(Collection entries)
★ ★ ★

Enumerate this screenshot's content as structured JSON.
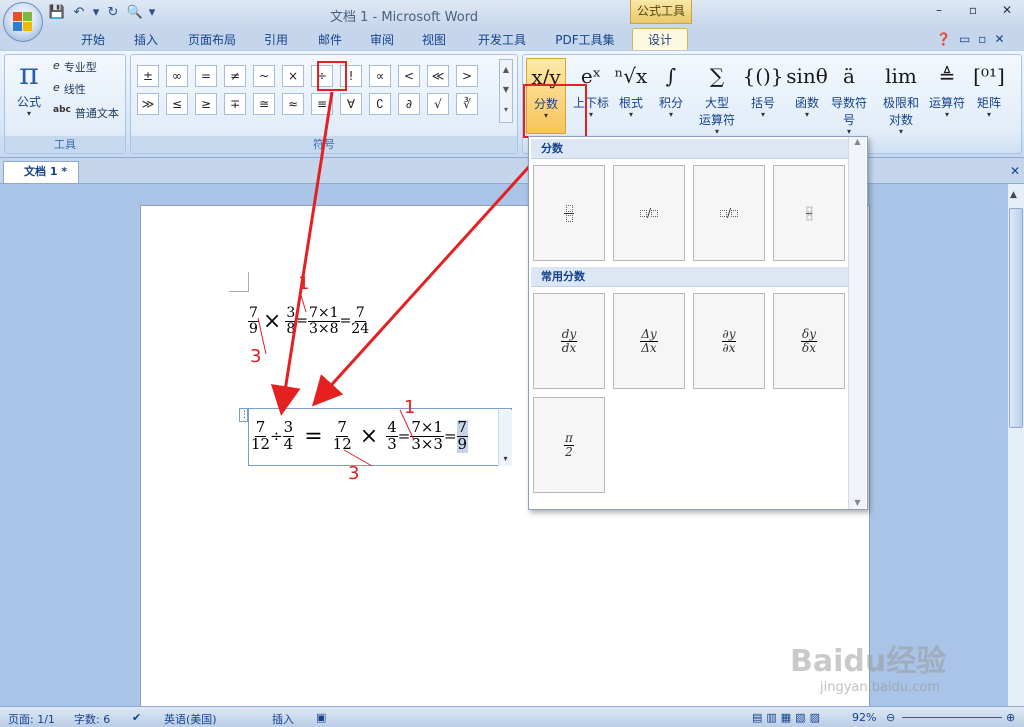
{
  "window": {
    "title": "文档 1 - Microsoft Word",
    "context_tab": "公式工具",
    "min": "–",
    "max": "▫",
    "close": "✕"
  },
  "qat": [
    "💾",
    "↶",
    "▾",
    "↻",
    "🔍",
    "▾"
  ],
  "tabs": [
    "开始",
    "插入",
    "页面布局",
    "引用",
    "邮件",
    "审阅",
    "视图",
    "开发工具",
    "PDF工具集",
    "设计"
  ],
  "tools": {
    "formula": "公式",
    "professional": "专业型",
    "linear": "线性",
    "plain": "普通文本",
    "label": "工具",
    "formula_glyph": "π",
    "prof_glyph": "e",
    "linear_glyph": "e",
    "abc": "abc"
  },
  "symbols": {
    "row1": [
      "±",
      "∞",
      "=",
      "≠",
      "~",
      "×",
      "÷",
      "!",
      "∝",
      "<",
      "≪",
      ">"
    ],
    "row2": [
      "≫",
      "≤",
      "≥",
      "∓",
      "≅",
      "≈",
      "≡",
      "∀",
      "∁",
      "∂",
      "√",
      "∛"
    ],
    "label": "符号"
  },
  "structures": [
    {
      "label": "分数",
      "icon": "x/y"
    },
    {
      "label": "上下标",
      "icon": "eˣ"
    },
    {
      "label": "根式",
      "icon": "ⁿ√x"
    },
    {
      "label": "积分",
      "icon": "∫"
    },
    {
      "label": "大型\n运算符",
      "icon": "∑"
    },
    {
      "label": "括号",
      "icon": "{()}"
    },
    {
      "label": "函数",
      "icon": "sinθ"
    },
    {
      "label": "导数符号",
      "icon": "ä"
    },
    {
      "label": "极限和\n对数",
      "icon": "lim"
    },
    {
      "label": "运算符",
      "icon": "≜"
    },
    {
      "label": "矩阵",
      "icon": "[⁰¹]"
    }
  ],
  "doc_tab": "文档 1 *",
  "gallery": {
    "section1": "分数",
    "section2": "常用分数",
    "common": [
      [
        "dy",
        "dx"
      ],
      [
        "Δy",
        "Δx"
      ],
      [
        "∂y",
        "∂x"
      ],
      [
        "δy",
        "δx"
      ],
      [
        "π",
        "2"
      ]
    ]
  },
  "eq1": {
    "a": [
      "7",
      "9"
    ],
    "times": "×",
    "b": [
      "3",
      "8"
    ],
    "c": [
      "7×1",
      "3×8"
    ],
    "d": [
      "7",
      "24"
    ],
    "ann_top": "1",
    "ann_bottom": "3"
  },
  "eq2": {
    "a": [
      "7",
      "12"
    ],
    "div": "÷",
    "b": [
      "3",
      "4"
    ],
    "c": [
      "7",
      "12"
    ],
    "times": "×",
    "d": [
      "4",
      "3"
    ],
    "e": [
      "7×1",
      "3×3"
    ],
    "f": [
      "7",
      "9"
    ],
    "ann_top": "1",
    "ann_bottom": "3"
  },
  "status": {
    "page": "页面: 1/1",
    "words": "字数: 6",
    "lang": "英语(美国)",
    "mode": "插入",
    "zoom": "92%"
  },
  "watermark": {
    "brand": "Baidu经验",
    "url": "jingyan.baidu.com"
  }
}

★ ★ ★

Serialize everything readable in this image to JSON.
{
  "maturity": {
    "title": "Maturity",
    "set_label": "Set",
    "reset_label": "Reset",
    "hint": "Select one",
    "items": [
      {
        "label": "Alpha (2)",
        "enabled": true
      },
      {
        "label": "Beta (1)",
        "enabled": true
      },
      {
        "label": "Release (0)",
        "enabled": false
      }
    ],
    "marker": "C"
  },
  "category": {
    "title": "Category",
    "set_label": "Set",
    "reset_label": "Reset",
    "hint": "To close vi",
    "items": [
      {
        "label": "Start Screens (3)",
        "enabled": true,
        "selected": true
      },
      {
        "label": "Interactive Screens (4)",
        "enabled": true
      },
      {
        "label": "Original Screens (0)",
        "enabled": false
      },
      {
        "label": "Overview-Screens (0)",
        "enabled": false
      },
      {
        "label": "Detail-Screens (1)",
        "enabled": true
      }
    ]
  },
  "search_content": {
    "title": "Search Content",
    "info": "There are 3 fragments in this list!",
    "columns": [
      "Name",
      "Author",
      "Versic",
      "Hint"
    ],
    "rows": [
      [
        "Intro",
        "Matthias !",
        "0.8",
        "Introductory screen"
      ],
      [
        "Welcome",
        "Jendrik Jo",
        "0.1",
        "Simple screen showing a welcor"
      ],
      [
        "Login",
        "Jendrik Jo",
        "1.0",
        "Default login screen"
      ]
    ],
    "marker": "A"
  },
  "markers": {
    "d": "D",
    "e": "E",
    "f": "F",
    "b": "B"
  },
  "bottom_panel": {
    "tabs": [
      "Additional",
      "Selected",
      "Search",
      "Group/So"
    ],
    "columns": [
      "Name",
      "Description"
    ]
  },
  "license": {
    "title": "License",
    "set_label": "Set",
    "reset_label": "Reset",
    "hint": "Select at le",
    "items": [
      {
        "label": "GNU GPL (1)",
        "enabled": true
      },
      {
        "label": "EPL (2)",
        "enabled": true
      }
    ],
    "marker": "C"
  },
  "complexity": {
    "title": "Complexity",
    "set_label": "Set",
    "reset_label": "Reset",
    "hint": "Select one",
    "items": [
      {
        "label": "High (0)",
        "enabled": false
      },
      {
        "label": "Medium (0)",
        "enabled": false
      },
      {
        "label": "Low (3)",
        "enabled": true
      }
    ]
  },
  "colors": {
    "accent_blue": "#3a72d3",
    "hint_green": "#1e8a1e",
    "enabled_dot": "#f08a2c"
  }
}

★ ★ ★

● WHAT YOU ARE ASKED TO DO
Go through the entries above and copy every line containing "icon".

● REPLY
      "icon": "x/y"
      "icon": "eˣ"
      "icon": "ⁿ√x"
      "icon": "∫"
      "icon": "∑"
      "icon": "{()}"
      "icon": "sinθ"
      "icon": "ä"
      "icon": "lim"
      "icon": "≜"
      "icon": "[⁰¹]"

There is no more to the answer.